Below are records; work out how many of their lines hold the string "Juni" and give that number alone.

● Dataset items:

_ _ _ _

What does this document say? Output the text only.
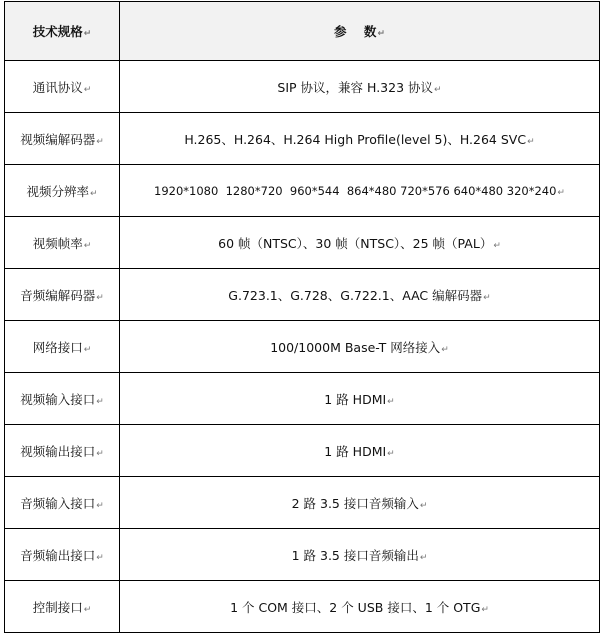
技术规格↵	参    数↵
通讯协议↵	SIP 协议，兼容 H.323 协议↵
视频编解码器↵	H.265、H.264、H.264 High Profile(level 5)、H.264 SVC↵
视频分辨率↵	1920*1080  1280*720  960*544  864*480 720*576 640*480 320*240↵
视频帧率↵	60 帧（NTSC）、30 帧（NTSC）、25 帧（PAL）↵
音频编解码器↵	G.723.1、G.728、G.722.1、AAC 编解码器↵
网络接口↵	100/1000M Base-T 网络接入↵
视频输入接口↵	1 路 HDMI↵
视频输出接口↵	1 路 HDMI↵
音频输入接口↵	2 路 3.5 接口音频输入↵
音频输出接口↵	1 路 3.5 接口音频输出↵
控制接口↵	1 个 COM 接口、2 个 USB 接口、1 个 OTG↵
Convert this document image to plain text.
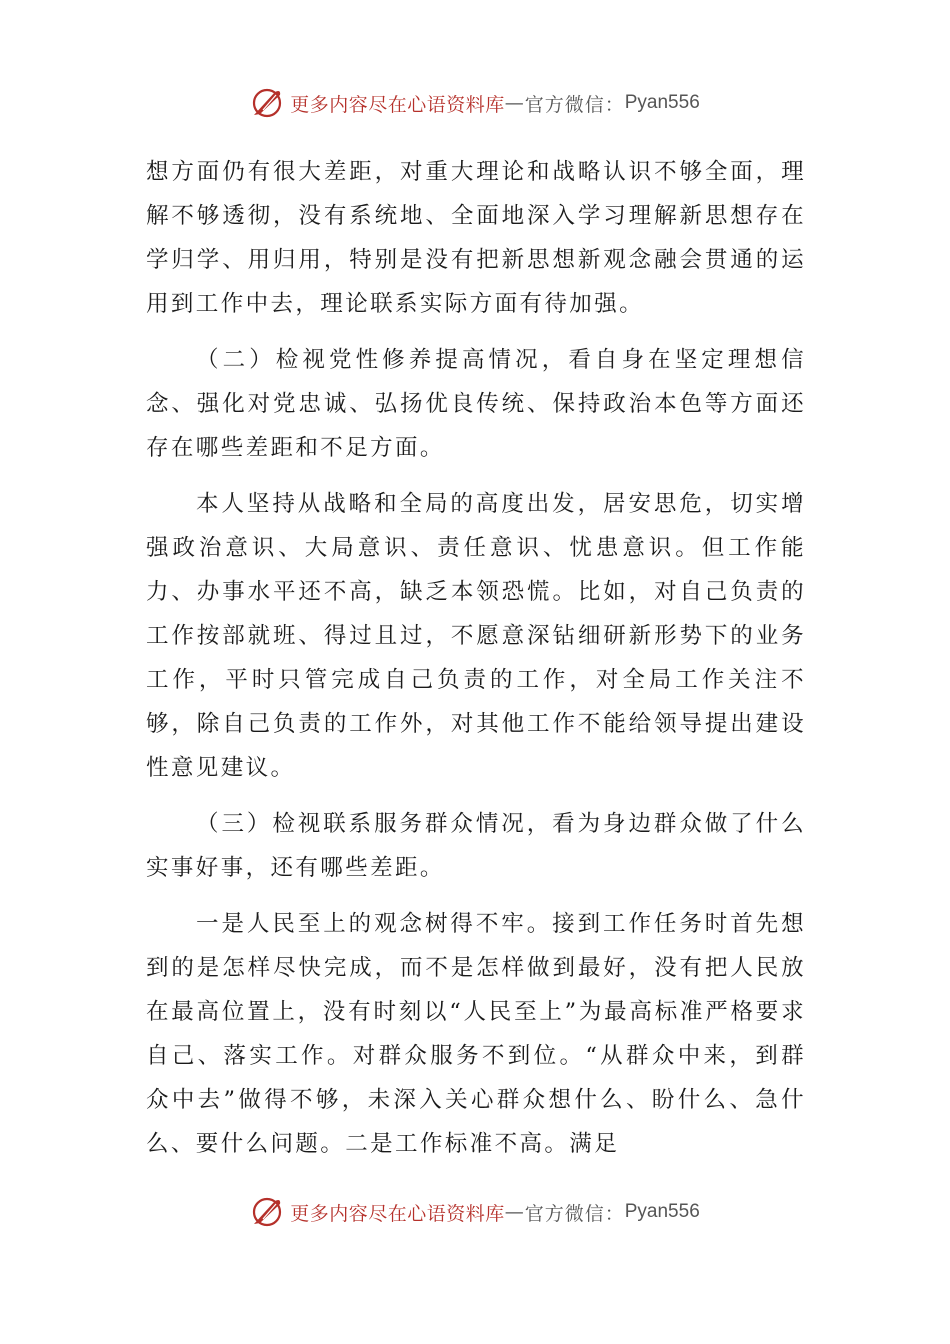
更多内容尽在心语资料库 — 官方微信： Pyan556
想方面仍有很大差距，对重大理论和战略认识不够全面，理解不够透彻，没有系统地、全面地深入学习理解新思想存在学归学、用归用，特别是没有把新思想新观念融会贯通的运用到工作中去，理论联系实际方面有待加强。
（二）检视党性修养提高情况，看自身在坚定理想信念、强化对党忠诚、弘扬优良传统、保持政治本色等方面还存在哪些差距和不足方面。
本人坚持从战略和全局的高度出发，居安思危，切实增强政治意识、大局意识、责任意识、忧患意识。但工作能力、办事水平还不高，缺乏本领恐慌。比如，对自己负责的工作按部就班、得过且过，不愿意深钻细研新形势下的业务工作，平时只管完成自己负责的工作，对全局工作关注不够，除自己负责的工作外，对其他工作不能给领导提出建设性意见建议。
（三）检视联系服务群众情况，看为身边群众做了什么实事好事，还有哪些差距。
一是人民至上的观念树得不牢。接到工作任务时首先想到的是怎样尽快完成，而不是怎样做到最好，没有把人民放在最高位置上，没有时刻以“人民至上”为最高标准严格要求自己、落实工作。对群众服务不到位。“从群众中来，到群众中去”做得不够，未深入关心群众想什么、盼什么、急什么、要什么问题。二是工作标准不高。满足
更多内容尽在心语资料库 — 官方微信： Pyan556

_ _ _ _

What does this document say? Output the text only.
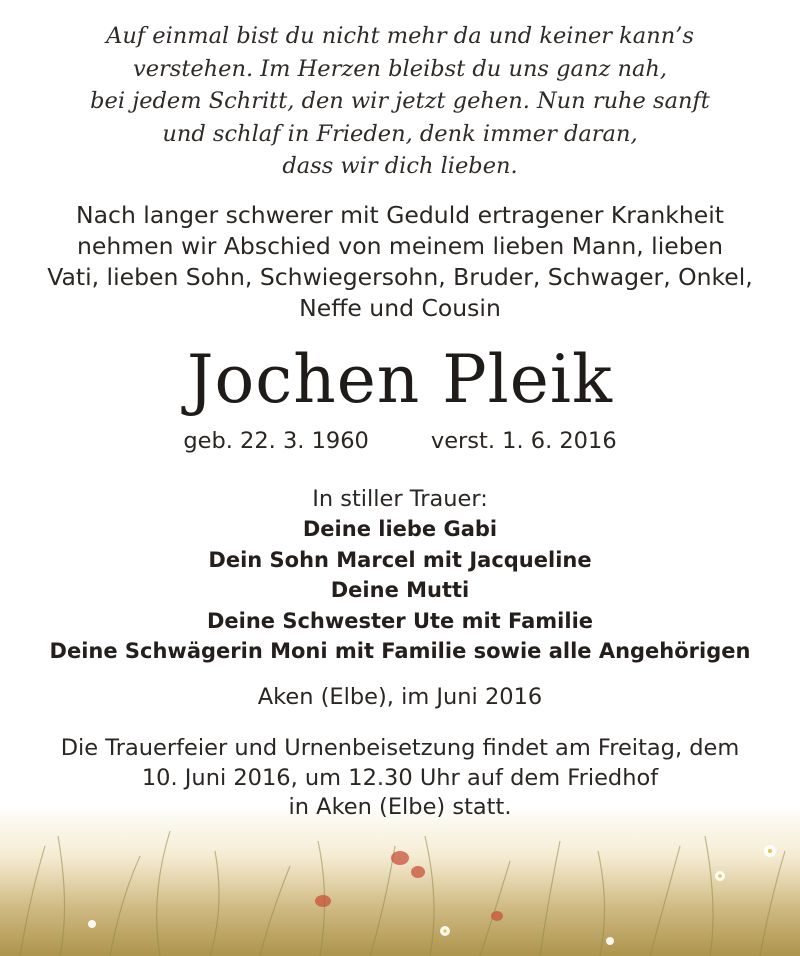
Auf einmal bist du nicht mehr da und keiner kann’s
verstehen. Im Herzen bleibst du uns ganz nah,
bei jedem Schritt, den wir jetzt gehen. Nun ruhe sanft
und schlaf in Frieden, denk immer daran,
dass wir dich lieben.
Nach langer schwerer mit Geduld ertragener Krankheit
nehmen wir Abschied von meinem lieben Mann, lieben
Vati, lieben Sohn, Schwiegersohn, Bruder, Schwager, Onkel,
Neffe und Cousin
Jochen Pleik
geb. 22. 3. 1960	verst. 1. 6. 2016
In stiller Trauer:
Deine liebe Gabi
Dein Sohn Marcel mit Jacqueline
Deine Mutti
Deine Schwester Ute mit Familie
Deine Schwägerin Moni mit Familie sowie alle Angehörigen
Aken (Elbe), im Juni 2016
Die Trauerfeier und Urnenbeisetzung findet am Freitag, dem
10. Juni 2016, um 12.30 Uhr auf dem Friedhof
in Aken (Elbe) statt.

_ _ _ _

● Full answer:
2